** start of DATA ROWS **

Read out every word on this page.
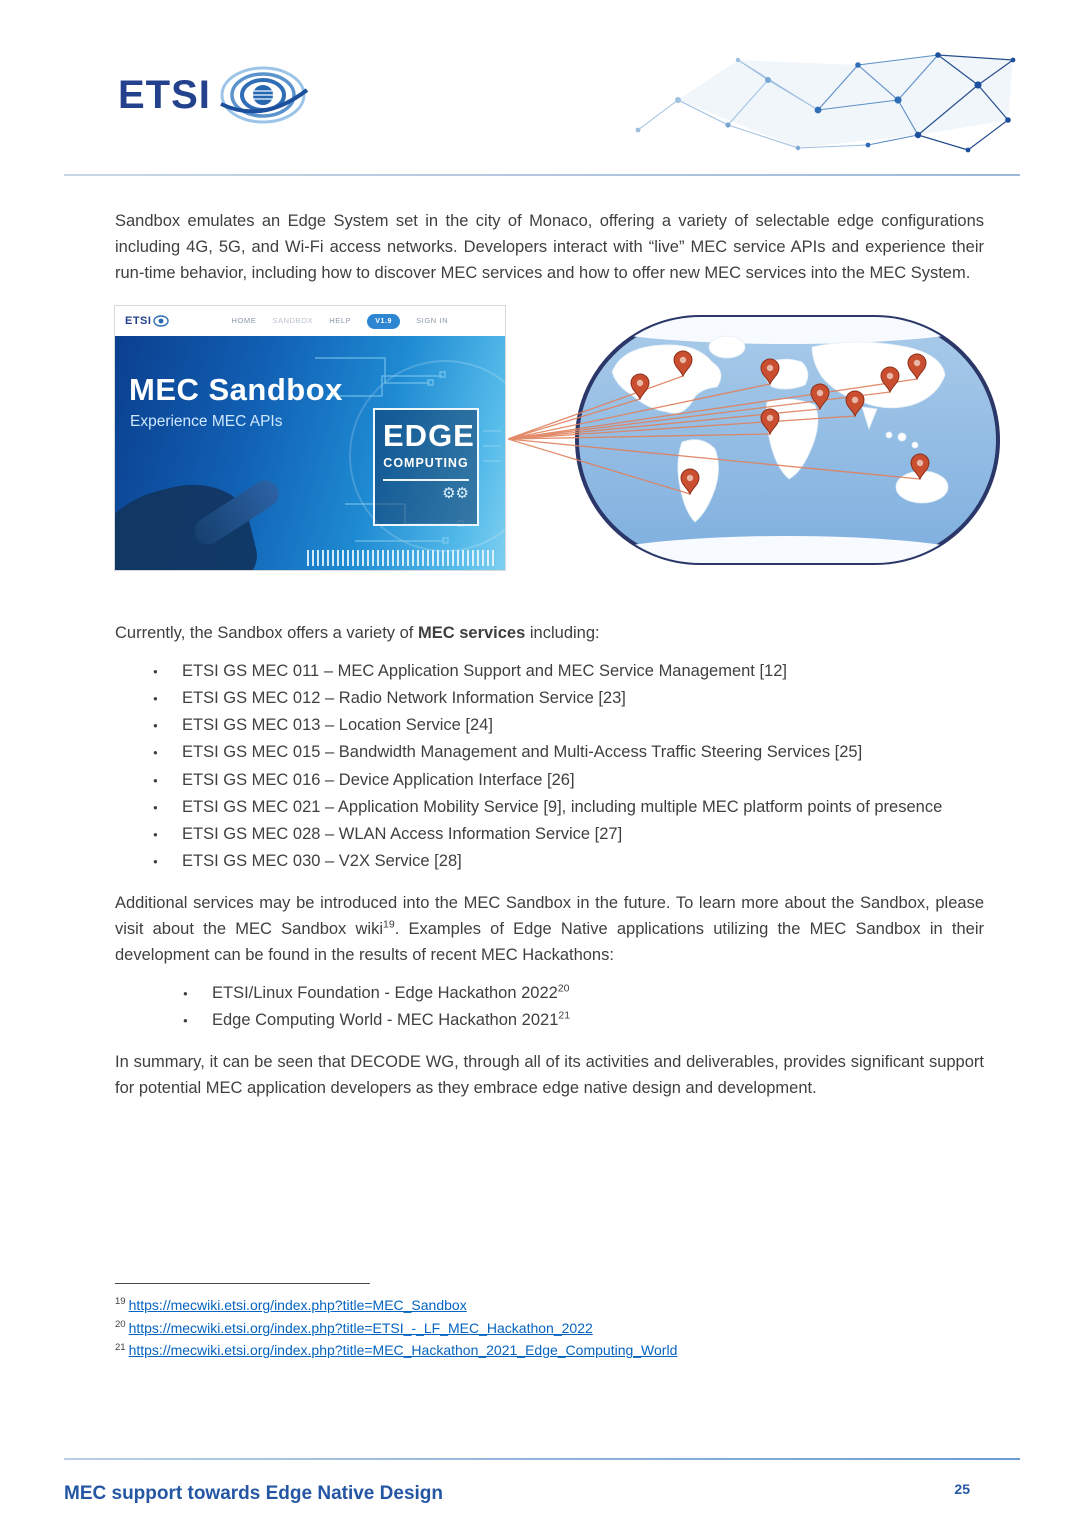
ETSI

Sandbox emulates an Edge System set in the city of Monaco, offering a variety of selectable edge configurations including 4G, 5G, and Wi-Fi access networks. Developers interact with “live” MEC service APIs and experience their run-time behavior, including how to discover MEC services and how to offer new MEC services into the MEC System.

ETSI	HOME SANDBOX HELP	V1.9	SIGN IN
MEC Sandbox
Experience MEC APIs	EDGE
COMPUTING
⚙⚙

Currently, the Sandbox offers a variety of MEC services including:

● ETSI GS MEC 011 – MEC Application Support and MEC Service Management [12]
● ETSI GS MEC 012 – Radio Network Information Service [23]
● ETSI GS MEC 013 – Location Service [24]
● ETSI GS MEC 015 – Bandwidth Management and Multi-Access Traffic Steering Services [25]
● ETSI GS MEC 016 – Device Application Interface [26]
● ETSI GS MEC 021 – Application Mobility Service [9], including multiple MEC platform points of presence
● ETSI GS MEC 028 – WLAN Access Information Service [27]
● ETSI GS MEC 030 – V2X Service [28]

Additional services may be introduced into the MEC Sandbox in the future. To learn more about the Sandbox, please visit about the MEC Sandbox wiki$^{19}$. Examples of Edge Native applications utilizing the MEC Sandbox in their development can be found in the results of recent MEC Hackathons:

● ETSI/Linux Foundation - Edge Hackathon 2022$^{20}$
● Edge Computing World - MEC Hackathon 2021$^{21}$

In summary, it can be seen that DECODE WG, through all of its activities and deliverables, provides significant support for potential MEC application developers as they embrace edge native design and development.

$^{19}$ https://mecwiki.etsi.org/index.php?title=MEC_Sandbox
$^{20}$ https://mecwiki.etsi.org/index.php?title=ETSI_-_LF_MEC_Hackathon_2022
$^{21}$ https://mecwiki.etsi.org/index.php?title=MEC_Hackathon_2021_Edge_Computing_World
MEC support towards Edge Native Design	25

** end of DATA ROWS **

**EXERCISE TASK**
Print all of the records shown above exactly, leaving out each picture.

**THE REPLY**
Read out every word on this page.
ETSI

Sandbox emulates an Edge System set in the city of Monaco, offering a variety of selectable edge configurations including 4G, 5G, and Wi-Fi access networks. Developers interact with “live” MEC service APIs and experience their run-time behavior, including how to discover MEC services and how to offer new MEC services into the MEC System.

ETSI	HOME SANDBOX HELP	V1.9	SIGN IN
MEC Sandbox
Experience MEC APIs	EDGE
COMPUTING
⚙⚙

Currently, the Sandbox offers a variety of MEC services including:

● ETSI GS MEC 011 – MEC Application Support and MEC Service Management [12]
● ETSI GS MEC 012 – Radio Network Information Service [23]
● ETSI GS MEC 013 – Location Service [24]
● ETSI GS MEC 015 – Bandwidth Management and Multi-Access Traffic Steering Services [25]
● ETSI GS MEC 016 – Device Application Interface [26]
● ETSI GS MEC 021 – Application Mobility Service [9], including multiple MEC platform points of presence
● ETSI GS MEC 028 – WLAN Access Information Service [27]
● ETSI GS MEC 030 – V2X Service [28]

Additional services may be introduced into the MEC Sandbox in the future. To learn more about the Sandbox, please visit about the MEC Sandbox wiki$^{19}$. Examples of Edge Native applications utilizing the MEC Sandbox in their development can be found in the results of recent MEC Hackathons:

● ETSI/Linux Foundation - Edge Hackathon 2022$^{20}$
● Edge Computing World - MEC Hackathon 2021$^{21}$

In summary, it can be seen that DECODE WG, through all of its activities and deliverables, provides significant support for potential MEC application developers as they embrace edge native design and development.

$^{19}$ https://mecwiki.etsi.org/index.php?title=MEC_Sandbox
$^{20}$ https://mecwiki.etsi.org/index.php?title=ETSI_-_LF_MEC_Hackathon_2022
$^{21}$ https://mecwiki.etsi.org/index.php?title=MEC_Hackathon_2021_Edge_Computing_World
MEC support towards Edge Native Design	25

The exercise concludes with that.